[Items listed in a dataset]

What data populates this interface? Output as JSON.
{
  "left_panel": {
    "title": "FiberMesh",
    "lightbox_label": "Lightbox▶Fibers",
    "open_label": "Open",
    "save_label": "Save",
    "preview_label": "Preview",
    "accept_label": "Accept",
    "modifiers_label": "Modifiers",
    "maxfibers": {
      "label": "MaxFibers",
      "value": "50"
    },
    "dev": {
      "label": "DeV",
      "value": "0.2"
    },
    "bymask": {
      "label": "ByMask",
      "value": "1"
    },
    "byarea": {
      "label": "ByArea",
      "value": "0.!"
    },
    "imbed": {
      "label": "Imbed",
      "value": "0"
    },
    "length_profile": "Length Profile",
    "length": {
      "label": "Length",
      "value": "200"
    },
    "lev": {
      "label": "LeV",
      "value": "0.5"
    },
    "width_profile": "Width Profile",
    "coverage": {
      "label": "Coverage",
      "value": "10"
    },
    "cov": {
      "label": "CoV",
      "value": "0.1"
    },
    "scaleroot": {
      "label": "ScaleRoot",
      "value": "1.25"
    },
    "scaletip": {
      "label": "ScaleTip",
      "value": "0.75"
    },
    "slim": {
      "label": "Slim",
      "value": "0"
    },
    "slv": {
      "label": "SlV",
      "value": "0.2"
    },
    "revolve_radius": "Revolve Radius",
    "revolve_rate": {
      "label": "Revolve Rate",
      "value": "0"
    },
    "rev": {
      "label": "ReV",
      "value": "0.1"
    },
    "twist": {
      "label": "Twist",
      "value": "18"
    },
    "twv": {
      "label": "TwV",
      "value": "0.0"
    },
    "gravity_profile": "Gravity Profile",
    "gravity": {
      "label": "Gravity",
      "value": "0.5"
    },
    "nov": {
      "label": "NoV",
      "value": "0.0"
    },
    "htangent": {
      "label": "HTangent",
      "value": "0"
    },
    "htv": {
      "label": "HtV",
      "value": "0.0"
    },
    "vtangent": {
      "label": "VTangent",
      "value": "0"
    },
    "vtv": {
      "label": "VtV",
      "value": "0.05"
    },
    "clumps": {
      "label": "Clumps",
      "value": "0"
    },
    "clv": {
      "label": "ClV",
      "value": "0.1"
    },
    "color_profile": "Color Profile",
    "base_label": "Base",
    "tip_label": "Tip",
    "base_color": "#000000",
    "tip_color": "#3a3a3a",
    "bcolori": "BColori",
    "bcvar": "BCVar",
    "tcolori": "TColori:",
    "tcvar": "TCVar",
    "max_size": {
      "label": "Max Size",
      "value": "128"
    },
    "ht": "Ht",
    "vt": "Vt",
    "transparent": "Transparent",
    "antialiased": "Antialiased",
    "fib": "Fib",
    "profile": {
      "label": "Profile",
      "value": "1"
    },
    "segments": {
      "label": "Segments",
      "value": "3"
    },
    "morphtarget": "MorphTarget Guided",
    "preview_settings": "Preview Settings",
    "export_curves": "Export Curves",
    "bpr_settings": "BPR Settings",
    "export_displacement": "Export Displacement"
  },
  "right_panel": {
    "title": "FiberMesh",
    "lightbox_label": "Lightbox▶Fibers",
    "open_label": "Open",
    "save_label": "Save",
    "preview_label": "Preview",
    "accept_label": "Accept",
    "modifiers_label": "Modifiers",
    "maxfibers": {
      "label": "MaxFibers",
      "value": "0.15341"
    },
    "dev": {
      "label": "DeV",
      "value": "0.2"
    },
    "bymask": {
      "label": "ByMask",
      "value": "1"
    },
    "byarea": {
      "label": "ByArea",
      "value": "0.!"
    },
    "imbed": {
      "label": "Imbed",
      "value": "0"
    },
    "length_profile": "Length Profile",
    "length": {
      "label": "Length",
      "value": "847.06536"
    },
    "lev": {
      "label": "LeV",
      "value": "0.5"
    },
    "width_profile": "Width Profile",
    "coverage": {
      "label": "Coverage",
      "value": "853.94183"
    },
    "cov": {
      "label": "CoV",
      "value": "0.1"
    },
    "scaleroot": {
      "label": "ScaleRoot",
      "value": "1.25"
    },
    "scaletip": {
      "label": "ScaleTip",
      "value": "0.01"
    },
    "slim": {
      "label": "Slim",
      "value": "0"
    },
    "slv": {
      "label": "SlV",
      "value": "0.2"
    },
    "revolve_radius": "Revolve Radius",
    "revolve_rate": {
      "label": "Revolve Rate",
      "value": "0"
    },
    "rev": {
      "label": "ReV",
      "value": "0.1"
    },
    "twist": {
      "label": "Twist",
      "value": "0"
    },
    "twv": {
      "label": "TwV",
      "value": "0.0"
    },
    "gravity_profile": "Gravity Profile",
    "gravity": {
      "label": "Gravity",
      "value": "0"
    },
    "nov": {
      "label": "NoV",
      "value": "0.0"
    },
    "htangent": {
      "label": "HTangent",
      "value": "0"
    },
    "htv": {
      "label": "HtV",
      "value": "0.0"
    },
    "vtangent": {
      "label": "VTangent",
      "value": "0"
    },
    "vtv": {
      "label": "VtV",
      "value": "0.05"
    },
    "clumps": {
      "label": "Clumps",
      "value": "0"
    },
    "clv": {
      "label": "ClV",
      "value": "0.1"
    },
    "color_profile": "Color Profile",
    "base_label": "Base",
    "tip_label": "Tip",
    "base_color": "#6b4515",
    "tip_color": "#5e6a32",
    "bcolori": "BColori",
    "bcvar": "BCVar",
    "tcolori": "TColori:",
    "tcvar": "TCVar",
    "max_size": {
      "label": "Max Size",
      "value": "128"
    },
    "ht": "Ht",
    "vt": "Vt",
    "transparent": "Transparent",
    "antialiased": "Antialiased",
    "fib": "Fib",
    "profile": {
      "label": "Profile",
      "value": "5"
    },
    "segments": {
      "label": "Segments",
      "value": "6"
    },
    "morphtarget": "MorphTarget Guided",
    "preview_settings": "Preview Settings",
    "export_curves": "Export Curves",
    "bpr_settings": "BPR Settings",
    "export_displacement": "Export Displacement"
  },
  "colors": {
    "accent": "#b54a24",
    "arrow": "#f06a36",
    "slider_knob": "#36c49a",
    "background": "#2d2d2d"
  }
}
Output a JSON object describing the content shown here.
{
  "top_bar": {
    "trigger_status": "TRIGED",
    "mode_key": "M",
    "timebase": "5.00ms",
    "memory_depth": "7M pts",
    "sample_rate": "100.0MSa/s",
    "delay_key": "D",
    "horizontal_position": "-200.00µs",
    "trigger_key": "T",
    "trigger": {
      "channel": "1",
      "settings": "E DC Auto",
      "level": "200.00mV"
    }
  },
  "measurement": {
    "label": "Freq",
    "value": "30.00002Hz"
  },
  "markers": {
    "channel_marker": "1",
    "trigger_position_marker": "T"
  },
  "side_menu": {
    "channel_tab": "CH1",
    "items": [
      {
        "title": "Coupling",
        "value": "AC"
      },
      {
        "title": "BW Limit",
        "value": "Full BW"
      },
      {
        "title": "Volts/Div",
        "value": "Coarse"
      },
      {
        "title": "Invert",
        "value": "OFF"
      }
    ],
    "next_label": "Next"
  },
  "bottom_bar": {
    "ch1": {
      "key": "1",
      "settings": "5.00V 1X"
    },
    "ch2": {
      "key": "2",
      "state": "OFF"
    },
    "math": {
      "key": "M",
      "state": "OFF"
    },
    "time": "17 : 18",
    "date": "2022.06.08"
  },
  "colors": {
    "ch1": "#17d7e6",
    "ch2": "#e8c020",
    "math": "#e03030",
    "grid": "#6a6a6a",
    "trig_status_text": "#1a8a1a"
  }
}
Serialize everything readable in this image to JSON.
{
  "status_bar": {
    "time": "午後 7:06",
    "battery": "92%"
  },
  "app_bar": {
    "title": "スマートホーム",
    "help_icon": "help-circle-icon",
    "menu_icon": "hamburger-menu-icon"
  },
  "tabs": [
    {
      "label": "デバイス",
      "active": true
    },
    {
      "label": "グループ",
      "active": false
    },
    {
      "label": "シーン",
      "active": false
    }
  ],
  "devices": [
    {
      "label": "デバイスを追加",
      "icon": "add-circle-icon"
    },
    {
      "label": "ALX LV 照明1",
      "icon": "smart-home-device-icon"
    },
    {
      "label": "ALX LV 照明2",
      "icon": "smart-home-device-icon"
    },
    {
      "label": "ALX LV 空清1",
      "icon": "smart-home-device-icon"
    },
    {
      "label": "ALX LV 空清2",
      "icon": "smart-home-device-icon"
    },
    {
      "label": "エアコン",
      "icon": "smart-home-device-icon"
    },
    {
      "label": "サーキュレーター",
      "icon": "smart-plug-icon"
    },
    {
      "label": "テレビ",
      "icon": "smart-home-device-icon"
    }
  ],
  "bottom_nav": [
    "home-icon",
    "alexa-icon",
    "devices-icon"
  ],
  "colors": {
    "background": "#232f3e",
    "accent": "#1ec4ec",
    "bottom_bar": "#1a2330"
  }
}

# The task
Everything from the line with "Serialize everything readable" through the last line of the material above should be echoed exactly, and nothing else.

# Correct response
Serialize everything readable in this image to JSON.
{
  "status_bar": {
    "time": "午後 7:06",
    "battery": "92%"
  },
  "app_bar": {
    "title": "スマートホーム",
    "help_icon": "help-circle-icon",
    "menu_icon": "hamburger-menu-icon"
  },
  "tabs": [
    {
      "label": "デバイス",
      "active": true
    },
    {
      "label": "グループ",
      "active": false
    },
    {
      "label": "シーン",
      "active": false
    }
  ],
  "devices": [
    {
      "label": "デバイスを追加",
      "icon": "add-circle-icon"
    },
    {
      "label": "ALX LV 照明1",
      "icon": "smart-home-device-icon"
    },
    {
      "label": "ALX LV 照明2",
      "icon": "smart-home-device-icon"
    },
    {
      "label": "ALX LV 空清1",
      "icon": "smart-home-device-icon"
    },
    {
      "label": "ALX LV 空清2",
      "icon": "smart-home-device-icon"
    },
    {
      "label": "エアコン",
      "icon": "smart-home-device-icon"
    },
    {
      "label": "サーキュレーター",
      "icon": "smart-plug-icon"
    },
    {
      "label": "テレビ",
      "icon": "smart-home-device-icon"
    }
  ],
  "bottom_nav": [
    "home-icon",
    "alexa-icon",
    "devices-icon"
  ],
  "colors": {
    "background": "#232f3e",
    "accent": "#1ec4ec",
    "bottom_bar": "#1a2330"
  }
}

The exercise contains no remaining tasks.